Data entries for graphics:
........
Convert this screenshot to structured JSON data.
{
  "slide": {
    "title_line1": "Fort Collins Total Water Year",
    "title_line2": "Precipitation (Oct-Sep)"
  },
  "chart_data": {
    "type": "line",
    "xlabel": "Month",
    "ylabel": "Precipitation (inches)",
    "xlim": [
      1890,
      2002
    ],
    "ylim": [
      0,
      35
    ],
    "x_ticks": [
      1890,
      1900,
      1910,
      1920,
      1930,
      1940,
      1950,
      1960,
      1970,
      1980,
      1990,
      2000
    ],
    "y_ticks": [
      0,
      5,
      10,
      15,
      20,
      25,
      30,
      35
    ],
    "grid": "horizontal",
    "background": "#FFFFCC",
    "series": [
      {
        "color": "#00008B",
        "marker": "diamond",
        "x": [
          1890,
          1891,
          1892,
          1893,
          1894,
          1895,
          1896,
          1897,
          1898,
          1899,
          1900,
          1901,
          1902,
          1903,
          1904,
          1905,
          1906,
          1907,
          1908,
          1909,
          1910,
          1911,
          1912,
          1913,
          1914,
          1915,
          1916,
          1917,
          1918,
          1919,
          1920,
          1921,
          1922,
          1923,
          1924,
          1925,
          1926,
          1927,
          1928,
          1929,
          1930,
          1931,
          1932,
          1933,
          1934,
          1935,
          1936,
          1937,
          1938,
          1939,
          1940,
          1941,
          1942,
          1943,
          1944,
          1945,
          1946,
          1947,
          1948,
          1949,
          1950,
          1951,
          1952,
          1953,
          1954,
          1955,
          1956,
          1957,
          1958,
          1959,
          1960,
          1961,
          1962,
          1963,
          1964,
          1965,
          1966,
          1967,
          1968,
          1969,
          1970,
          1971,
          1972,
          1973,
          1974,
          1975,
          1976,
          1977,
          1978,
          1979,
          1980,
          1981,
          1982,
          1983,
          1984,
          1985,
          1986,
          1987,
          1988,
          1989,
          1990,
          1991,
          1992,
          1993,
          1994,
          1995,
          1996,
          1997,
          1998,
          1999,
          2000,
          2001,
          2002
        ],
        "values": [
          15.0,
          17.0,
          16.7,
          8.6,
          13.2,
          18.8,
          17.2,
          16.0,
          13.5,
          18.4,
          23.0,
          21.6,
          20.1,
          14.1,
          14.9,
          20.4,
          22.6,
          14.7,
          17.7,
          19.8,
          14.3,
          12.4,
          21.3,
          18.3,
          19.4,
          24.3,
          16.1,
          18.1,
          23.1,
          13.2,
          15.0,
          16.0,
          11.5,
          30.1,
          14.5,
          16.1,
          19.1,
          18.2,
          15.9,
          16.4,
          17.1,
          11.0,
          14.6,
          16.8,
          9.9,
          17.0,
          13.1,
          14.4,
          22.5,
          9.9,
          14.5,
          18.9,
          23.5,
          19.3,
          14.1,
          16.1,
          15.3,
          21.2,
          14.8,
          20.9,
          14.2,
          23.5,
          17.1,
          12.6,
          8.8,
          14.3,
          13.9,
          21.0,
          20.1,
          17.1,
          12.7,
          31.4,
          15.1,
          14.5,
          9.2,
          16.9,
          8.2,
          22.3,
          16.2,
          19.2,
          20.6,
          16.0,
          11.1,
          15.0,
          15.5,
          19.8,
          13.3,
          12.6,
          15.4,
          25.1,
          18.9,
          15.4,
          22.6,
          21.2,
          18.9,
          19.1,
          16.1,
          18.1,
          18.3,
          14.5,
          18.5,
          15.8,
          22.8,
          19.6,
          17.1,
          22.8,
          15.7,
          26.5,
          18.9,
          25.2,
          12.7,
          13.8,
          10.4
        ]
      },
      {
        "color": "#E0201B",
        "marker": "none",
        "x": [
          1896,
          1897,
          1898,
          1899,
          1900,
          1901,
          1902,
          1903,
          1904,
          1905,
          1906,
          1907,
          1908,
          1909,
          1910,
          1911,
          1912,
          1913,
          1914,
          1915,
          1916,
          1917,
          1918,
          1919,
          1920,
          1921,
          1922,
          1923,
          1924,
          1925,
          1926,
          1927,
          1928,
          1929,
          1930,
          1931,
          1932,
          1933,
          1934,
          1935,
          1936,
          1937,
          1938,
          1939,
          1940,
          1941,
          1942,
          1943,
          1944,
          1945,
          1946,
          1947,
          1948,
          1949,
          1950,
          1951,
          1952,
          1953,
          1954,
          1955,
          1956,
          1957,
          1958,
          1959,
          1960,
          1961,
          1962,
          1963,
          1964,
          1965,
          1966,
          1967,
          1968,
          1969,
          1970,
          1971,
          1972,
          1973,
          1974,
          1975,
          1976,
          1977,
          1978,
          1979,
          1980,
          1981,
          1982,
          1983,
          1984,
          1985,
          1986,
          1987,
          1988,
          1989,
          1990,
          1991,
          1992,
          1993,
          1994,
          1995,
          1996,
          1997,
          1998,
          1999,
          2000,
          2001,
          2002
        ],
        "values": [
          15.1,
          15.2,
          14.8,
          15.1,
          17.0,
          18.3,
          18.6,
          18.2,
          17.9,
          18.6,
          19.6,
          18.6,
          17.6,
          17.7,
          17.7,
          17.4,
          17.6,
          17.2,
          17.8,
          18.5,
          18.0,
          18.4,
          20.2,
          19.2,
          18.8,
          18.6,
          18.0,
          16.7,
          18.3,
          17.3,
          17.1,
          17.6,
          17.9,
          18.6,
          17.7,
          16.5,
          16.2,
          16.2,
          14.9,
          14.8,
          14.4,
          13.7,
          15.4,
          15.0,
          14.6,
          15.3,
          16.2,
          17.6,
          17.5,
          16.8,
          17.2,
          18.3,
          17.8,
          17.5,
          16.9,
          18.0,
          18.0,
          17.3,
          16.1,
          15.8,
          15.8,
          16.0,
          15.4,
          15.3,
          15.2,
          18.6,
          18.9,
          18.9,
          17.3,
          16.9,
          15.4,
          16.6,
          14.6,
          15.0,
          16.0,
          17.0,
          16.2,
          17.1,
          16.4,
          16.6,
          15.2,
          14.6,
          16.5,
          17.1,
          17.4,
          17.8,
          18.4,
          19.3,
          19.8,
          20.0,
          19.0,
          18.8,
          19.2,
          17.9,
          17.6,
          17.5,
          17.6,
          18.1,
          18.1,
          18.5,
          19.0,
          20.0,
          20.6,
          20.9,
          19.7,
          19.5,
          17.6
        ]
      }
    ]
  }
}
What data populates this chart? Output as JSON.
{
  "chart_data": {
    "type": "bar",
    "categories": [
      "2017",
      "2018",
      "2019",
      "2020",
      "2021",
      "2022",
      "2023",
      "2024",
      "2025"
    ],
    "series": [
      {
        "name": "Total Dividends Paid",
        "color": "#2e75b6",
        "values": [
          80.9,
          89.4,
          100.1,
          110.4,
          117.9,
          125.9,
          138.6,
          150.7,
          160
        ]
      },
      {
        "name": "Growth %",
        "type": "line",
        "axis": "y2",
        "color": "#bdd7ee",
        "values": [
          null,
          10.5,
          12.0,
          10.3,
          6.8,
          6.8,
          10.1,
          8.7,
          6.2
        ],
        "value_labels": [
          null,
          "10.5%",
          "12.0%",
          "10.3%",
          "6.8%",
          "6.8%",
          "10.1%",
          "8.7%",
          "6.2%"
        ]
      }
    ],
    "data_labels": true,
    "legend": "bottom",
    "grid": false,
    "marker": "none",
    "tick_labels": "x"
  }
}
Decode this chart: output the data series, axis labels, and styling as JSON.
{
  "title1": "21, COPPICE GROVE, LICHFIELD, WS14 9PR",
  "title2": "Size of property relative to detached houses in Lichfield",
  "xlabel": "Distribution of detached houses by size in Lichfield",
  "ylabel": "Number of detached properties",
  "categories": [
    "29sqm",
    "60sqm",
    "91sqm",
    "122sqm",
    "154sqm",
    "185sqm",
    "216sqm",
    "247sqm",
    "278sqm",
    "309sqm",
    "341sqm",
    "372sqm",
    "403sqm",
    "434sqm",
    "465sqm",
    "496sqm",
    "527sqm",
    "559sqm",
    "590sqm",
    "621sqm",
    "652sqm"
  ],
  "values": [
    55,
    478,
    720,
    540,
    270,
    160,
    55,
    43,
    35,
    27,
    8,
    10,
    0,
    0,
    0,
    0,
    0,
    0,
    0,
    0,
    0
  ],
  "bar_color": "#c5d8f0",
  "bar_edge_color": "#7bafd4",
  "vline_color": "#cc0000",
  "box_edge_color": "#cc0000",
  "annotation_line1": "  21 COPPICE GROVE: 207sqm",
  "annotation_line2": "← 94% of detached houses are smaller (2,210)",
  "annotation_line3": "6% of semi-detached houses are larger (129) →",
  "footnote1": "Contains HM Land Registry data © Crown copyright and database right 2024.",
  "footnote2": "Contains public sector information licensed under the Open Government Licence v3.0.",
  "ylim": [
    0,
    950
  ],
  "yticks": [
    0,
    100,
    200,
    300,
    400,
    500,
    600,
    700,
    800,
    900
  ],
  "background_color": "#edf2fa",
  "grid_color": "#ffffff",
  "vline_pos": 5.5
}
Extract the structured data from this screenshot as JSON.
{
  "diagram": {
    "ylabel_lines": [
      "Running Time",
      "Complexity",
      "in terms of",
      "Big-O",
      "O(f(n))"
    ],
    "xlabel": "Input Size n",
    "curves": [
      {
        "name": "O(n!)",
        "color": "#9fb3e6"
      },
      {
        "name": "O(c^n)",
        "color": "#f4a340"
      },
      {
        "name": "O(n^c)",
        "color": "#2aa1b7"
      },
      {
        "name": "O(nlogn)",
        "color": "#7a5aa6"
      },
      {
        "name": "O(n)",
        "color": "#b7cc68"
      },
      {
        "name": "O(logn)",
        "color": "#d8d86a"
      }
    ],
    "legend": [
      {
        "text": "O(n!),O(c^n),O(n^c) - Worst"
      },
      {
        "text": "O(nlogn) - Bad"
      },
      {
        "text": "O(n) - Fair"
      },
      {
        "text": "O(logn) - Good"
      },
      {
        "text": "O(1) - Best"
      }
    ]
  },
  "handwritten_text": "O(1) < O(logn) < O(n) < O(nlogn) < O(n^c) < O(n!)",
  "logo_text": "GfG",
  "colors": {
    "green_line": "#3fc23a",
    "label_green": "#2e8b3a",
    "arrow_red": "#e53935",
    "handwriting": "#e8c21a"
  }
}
........
Say how many lines have the string "JSON" in them, offering no words beyond the number.

4